AIM A
Under the Section 4 covenant text, whose prior written consent allows the Executive to engage in the restricted activities?
AIM B
Retype the passage of the Section 4 covenant text that opens with the words containing "(d) The covenants" and closes with "under this Agreement.".
AIM C
According to the Section 4 covenant text, why would the Executive's ownership of one percent of the outstanding voting stock of a publicly traded competitor not breach clause (a)?

EXTRACTED TEXT
(begin)

4. Executive hereby agrees that he shall not do any of the following on or
prior to the Repayment Date without the prior written consent of the President
or the Board of Directors of the Company:
(a) Carry on anywhere in the United States any business or activity
(whether directly or indirectly, as a partner, shareholder, principal, agent,
director, affiliate or consultant) which is directly competitive with the
business conducted by the Company at the time of termination of Executive's
employment. It is agreed that ownership of no more than one percent of the
outstanding voting stock of a publicly traded corporation, ownership of no more
than five percent of the outstanding voting stock of a privately held
corporation or ownership of no more than ten percent of the limited partnership
interests of a partnership shall not constitute a violation of this provision.
(b) Solicit or influence or attempt to influence any client, customer
or other person either directly or indirectly, to direct, his or its purchase of
the Company's products and/or services to any person, firm, corporation,
institution or other entity in competition with the business of the Company.
(c) Solicit or influence or attempt to influence any person employed by
the Company to terminate or otherwise cease his employment with the Company or
become an employee of any competitor of the Company.
(d) The covenants set forth in this Section 4 shall be effective
commencing as of the date hereof and shall continue for so long as cash payments
continue to be made to
Executive under this Agreement.

(end)

GIVEN DATA
(begin)

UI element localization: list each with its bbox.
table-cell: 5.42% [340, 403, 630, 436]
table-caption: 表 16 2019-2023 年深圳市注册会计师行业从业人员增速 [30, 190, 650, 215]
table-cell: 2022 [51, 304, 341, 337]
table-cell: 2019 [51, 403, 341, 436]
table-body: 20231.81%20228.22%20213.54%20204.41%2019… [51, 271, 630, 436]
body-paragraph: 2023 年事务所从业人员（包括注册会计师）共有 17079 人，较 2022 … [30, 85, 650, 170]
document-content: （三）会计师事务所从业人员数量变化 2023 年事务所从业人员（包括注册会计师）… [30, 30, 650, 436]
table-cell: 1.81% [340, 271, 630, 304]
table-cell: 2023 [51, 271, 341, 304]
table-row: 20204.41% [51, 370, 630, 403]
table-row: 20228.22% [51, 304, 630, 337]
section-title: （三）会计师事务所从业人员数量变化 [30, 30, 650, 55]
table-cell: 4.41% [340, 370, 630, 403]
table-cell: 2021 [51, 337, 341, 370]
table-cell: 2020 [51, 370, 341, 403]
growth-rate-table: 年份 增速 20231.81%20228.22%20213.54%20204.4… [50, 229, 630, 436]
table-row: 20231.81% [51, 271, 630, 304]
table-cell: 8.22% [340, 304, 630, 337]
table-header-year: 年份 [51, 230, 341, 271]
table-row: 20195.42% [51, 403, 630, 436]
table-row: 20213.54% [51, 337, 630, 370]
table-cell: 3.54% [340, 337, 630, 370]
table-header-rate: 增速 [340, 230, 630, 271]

(end)
(begin)

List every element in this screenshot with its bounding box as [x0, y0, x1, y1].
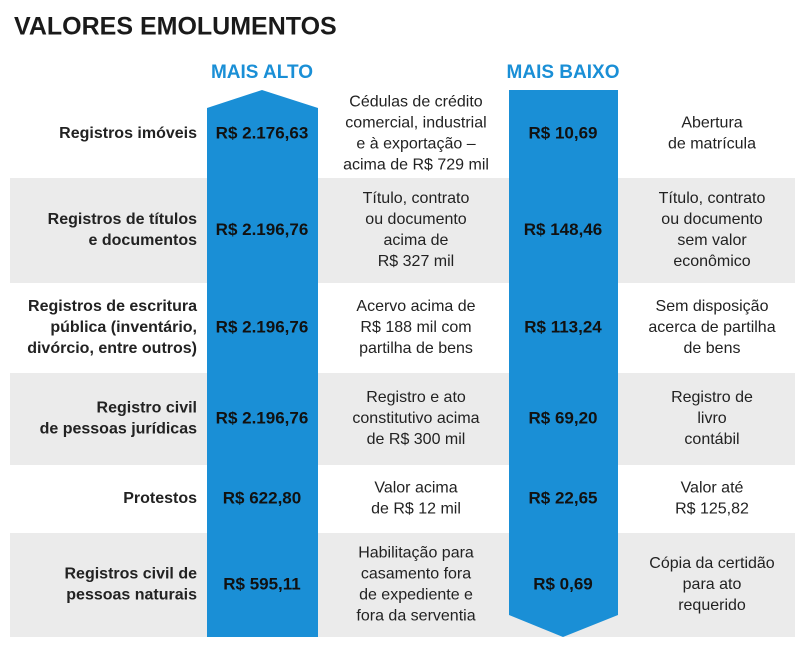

(end)

OUTPUT A
The prior written consent of the President or the Board of Directors of the Company.

OUTPUT B
(d) The covenants set forth in this Section 4 shall be effective
commencing as of the date hereof and shall continue for so long as cash payments
continue to be made to
Executive under this Agreement.

OUTPUT C
Clause (a) expressly provides that owning no more than one percent of the outstanding voting stock of a publicly traded corporation shall not constitute a violation of that provision. A one-percent holding therefore falls within the stated exception.